→ Required work
Set every record down verbatim and omit the pictures.

→ Material for this task
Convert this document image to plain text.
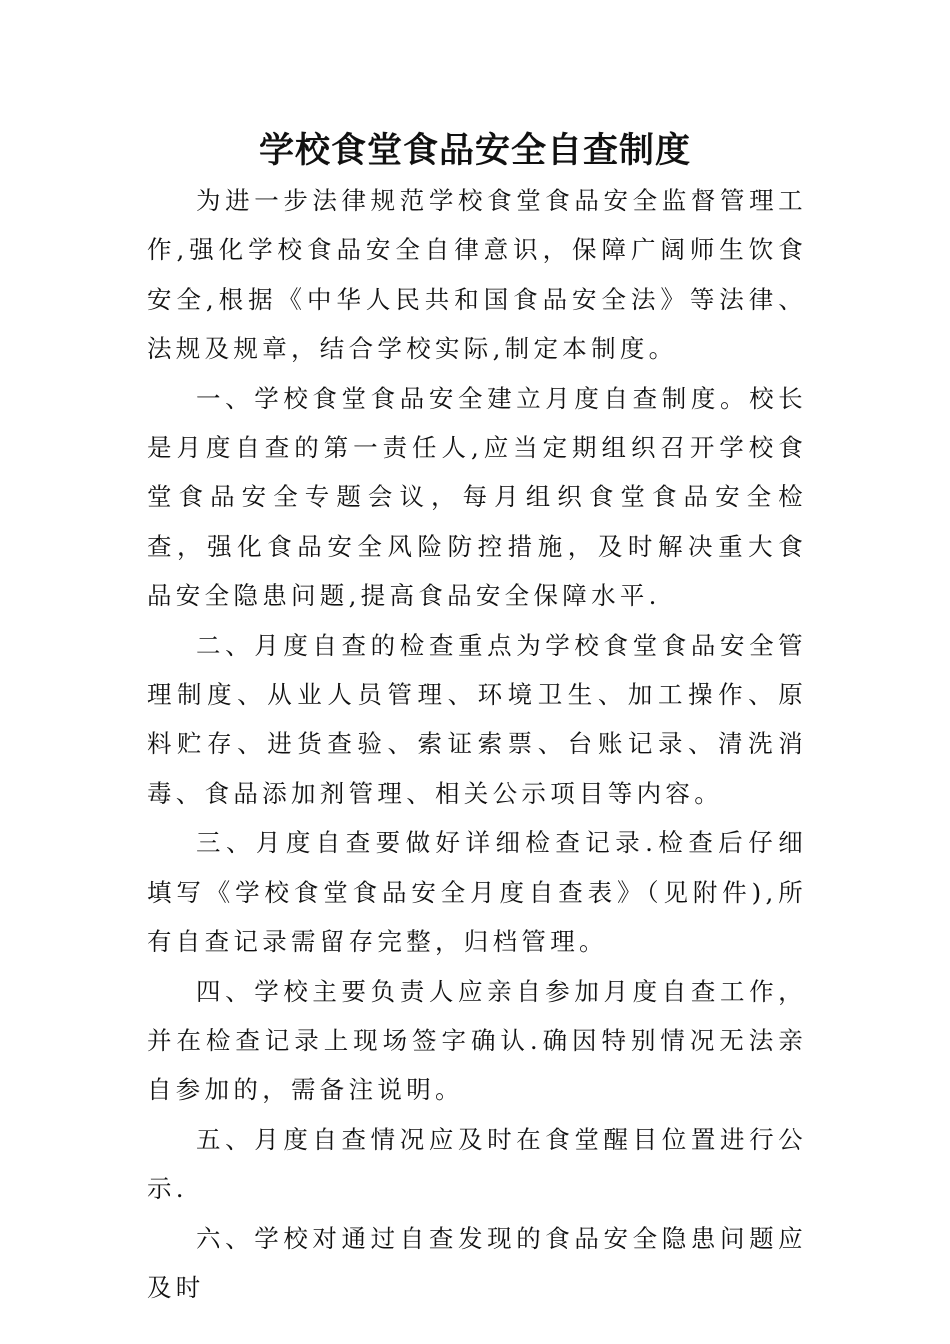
学校食堂食品安全自查制度

为进一步法律规范学校食堂食品安全监督管理工作,强化学校食品安全自律意识，保障广阔师生饮食安全,根据《中华人民共和国食品安全法》等法律、法规及规章，结合学校实际,制定本制度。

一、学校食堂食品安全建立月度自查制度。校长是月度自查的第一责任人,应当定期组织召开学校食堂食品安全专题会议，每月组织食堂食品安全检查，强化食品安全风险防控措施，及时解决重大食品安全隐患问题,提高食品安全保障水平.

二、月度自查的检查重点为学校食堂食品安全管理制度、从业人员管理、环境卫生、加工操作、原料贮存、进货查验、索证索票、台账记录、清洗消毒、食品添加剂管理、相关公示项目等内容。

三、月度自查要做好详细检查记录.检查后仔细填写《学校食堂食品安全月度自查表》（见附件),所有自查记录需留存完整，归档管理。

四、学校主要负责人应亲自参加月度自查工作，并在检查记录上现场签字确认.确因特别情况无法亲自参加的，需备注说明。

五、月度自查情况应及时在食堂醒目位置进行公示.

六、学校对通过自查发现的食品安全隐患问题应及时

→ Solution below
Convert this document image to plain text.
学校食堂食品安全自查制度

为进一步法律规范学校食堂食品安全监督管理工作,强化学校食品安全自律意识，保障广阔师生饮食安全,根据《中华人民共和国食品安全法》等法律、法规及规章，结合学校实际,制定本制度。

一、学校食堂食品安全建立月度自查制度。校长是月度自查的第一责任人,应当定期组织召开学校食堂食品安全专题会议，每月组织食堂食品安全检查，强化食品安全风险防控措施，及时解决重大食品安全隐患问题,提高食品安全保障水平.

二、月度自查的检查重点为学校食堂食品安全管理制度、从业人员管理、环境卫生、加工操作、原料贮存、进货查验、索证索票、台账记录、清洗消毒、食品添加剂管理、相关公示项目等内容。

三、月度自查要做好详细检查记录.检查后仔细填写《学校食堂食品安全月度自查表》（见附件),所有自查记录需留存完整，归档管理。

四、学校主要负责人应亲自参加月度自查工作，并在检查记录上现场签字确认.确因特别情况无法亲自参加的，需备注说明。

五、月度自查情况应及时在食堂醒目位置进行公示.

六、学校对通过自查发现的食品安全隐患问题应及时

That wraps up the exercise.